**PROBLEM STATEMENT**.
Single out the lines of the material that contain "match" and copy them.

▶

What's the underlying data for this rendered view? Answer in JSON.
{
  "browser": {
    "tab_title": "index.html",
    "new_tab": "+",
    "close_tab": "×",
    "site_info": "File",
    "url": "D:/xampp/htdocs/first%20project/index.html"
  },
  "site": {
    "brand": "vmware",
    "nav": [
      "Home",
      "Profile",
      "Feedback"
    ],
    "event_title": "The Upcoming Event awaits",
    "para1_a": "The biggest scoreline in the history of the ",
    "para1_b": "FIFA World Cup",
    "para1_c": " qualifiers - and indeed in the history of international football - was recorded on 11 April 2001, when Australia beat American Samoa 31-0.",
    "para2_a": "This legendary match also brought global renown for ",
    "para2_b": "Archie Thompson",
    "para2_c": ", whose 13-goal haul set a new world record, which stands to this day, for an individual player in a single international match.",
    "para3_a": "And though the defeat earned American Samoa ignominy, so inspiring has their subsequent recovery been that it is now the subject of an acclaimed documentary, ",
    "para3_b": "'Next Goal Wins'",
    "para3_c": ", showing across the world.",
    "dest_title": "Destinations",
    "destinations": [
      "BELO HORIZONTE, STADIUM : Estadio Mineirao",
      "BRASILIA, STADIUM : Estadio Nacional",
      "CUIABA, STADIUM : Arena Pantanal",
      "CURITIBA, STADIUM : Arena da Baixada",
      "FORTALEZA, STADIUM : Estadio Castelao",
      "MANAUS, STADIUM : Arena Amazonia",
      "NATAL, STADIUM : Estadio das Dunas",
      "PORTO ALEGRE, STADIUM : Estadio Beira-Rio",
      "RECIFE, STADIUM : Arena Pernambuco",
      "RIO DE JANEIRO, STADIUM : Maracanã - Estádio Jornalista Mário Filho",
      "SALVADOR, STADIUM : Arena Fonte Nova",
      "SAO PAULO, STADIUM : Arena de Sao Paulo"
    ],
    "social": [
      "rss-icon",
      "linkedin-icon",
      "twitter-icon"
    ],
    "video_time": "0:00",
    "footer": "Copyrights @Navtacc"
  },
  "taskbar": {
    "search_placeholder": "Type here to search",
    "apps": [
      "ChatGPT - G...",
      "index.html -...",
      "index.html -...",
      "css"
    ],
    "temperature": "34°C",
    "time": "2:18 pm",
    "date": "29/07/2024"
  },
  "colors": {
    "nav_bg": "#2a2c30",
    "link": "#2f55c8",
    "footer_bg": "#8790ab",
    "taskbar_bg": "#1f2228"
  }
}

◀

**OUTPUT OF THE EXERCISE**.
    "para2_a": "This legendary match also brought global renown for ",
    "para2_c": ", whose 13-goal haul set a new world record, which stands to this day, for an individual player in a single international match.",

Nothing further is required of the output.